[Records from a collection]

--- --- ---

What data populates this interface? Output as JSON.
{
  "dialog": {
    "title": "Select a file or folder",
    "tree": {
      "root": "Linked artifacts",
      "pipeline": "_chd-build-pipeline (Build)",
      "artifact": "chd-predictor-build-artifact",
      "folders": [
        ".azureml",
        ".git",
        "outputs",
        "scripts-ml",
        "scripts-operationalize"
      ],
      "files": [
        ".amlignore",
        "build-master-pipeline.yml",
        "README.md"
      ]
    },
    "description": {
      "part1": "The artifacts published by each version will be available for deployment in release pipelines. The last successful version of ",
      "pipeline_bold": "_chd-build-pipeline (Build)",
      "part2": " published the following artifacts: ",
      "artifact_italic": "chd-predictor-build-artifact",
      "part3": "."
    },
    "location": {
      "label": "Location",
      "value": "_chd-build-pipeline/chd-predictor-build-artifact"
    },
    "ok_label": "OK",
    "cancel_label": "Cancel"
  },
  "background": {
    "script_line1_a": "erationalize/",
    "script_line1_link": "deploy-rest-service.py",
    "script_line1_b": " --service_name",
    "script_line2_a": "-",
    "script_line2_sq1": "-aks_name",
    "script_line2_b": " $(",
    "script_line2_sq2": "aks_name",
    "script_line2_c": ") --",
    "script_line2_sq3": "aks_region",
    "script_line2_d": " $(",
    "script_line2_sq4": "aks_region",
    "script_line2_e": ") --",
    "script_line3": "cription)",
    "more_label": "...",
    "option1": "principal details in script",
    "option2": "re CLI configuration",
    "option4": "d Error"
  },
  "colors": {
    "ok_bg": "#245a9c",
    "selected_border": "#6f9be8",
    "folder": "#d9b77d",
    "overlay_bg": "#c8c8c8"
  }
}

--- --- ---

YOUR INSTRUCTIONS>
Check each line of the data above for the string "published" and report only how many lines have it.

WRITTEN RESPONSE>
2